What the task asks - Please repeat the data below exactly, with the pictures removed.

[Recorded data]
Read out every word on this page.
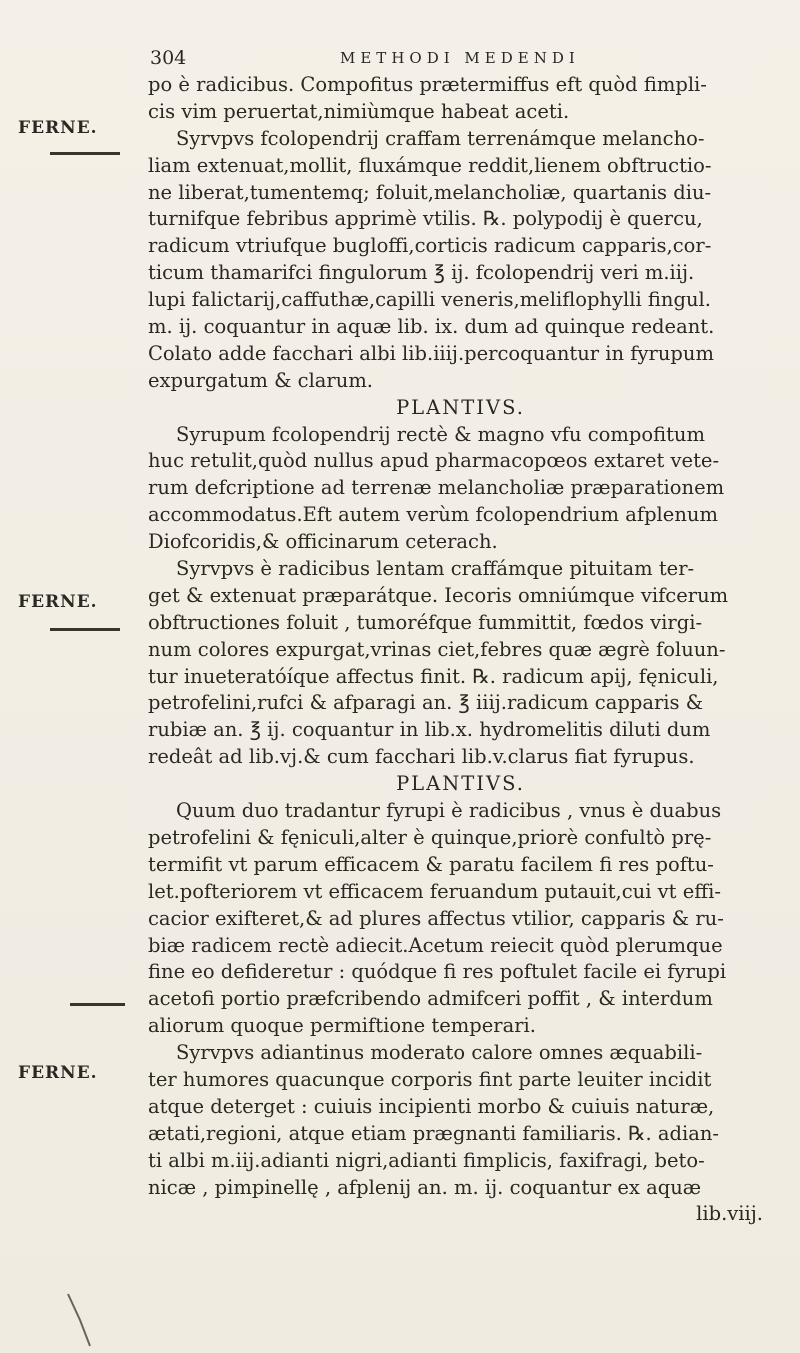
304	METHODI MEDENDI
FERNE.
FERNE.
FERNE.
po è radicibus. Compofitus prætermiffus eft quòd fimpli-
cis vim peruertat,nimiùmque habeat aceti.
Syrvpvs fcolopendrij craffam terrenámque melancho-
liam extenuat,mollit, fluxámque reddit,lienem obftructio-
ne liberat,tumentemq; foluit,melancholiæ, quartanis diu-
turnifque febribus apprimè vtilis. ℞. polypodij è quercu,
radicum vtriufque bugloffi,corticis radicum capparis,cor-
ticum thamarifci fingulorum ℥ ij. fcolopendrij veri m.iij.
lupi falictarij,caffuthæ,capilli veneris,meliflophylli fingul.
m. ij. coquantur in aquæ lib. ix. dum ad quinque redeant.
Colato adde facchari albi lib.iiij.percoquantur in fyrupum
expurgatum & clarum.
PLANTIVS.
Syrupum fcolopendrij rectè & magno vfu compofitum
huc retulit,quòd nullus apud pharmacopœos extaret vete-
rum defcriptione ad terrenæ melancholiæ præparationem
accommodatus.Eft autem verùm fcolopendrium afplenum
Diofcoridis,& officinarum ceterach.
Syrvpvs è radicibus lentam craffámque pituitam ter-
get & extenuat præparátque. Iecoris omniúmque vifcerum
obftructiones foluit , tumoréfque fummittit, fœdos virgi-
num colores expurgat,vrinas ciet,febres quæ ægrè foluun-
tur inueteratóíque affectus finit. ℞. radicum apij, fęniculi,
petrofelini,rufci & afparagi an. ℥ iiij.radicum capparis &
rubiæ an. ℥ ij. coquantur in lib.x. hydromelitis diluti dum
redeât ad lib.vj.& cum facchari lib.v.clarus fiat fyrupus.
PLANTIVS.
Quum duo tradantur fyrupi è radicibus , vnus è duabus
petrofelini & fęniculi,alter è quinque,priorè confultò prę-
termifit vt parum efficacem & paratu facilem fi res poftu-
let.pofteriorem vt efficacem feruandum putauit,cui vt effi-
cacior exifteret,& ad plures affectus vtilior, capparis & ru-
biæ radicem rectè adiecit.Acetum reiecit quòd plerumque
fine eo defideretur : quódque fi res poftulet facile ei fyrupi
acetofi portio præfcribendo admifceri poffit , & interdum
aliorum quoque permiftione temperari.
Syrvpvs adiantinus moderato calore omnes æquabili-
ter humores quacunque corporis fint parte leuiter incidit
atque deterget : cuiuis incipienti morbo & cuiuis naturæ,
ætati,regioni, atque etiam prægnanti familiaris. ℞. adian-
ti albi m.iij.adianti nigri,adianti fimplicis, faxifragi, beto-
nicæ , pimpinellę , afplenij an. m. ij. coquantur ex aquæ
lib.viij.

Answer below -
Read out every word on this page.
304	METHODI MEDENDI
FERNE.
FERNE.
FERNE.
po è radicibus. Compofitus prætermiffus eft quòd fimpli-
cis vim peruertat,nimiùmque habeat aceti.
Syrvpvs fcolopendrij craffam terrenámque melancho-
liam extenuat,mollit, fluxámque reddit,lienem obftructio-
ne liberat,tumentemq; foluit,melancholiæ, quartanis diu-
turnifque febribus apprimè vtilis. ℞. polypodij è quercu,
radicum vtriufque bugloffi,corticis radicum capparis,cor-
ticum thamarifci fingulorum ℥ ij. fcolopendrij veri m.iij.
lupi falictarij,caffuthæ,capilli veneris,meliflophylli fingul.
m. ij. coquantur in aquæ lib. ix. dum ad quinque redeant.
Colato adde facchari albi lib.iiij.percoquantur in fyrupum
expurgatum & clarum.
PLANTIVS.
Syrupum fcolopendrij rectè & magno vfu compofitum
huc retulit,quòd nullus apud pharmacopœos extaret vete-
rum defcriptione ad terrenæ melancholiæ præparationem
accommodatus.Eft autem verùm fcolopendrium afplenum
Diofcoridis,& officinarum ceterach.
Syrvpvs è radicibus lentam craffámque pituitam ter-
get & extenuat præparátque. Iecoris omniúmque vifcerum
obftructiones foluit , tumoréfque fummittit, fœdos virgi-
num colores expurgat,vrinas ciet,febres quæ ægrè foluun-
tur inueteratóíque affectus finit. ℞. radicum apij, fęniculi,
petrofelini,rufci & afparagi an. ℥ iiij.radicum capparis &
rubiæ an. ℥ ij. coquantur in lib.x. hydromelitis diluti dum
redeât ad lib.vj.& cum facchari lib.v.clarus fiat fyrupus.
PLANTIVS.
Quum duo tradantur fyrupi è radicibus , vnus è duabus
petrofelini & fęniculi,alter è quinque,priorè confultò prę-
termifit vt parum efficacem & paratu facilem fi res poftu-
let.pofteriorem vt efficacem feruandum putauit,cui vt effi-
cacior exifteret,& ad plures affectus vtilior, capparis & ru-
biæ radicem rectè adiecit.Acetum reiecit quòd plerumque
fine eo defideretur : quódque fi res poftulet facile ei fyrupi
acetofi portio præfcribendo admifceri poffit , & interdum
aliorum quoque permiftione temperari.
Syrvpvs adiantinus moderato calore omnes æquabili-
ter humores quacunque corporis fint parte leuiter incidit
atque deterget : cuiuis incipienti morbo & cuiuis naturæ,
ætati,regioni, atque etiam prægnanti familiaris. ℞. adian-
ti albi m.iij.adianti nigri,adianti fimplicis, faxifragi, beto-
nicæ , pimpinellę , afplenij an. m. ij. coquantur ex aquæ
lib.viij.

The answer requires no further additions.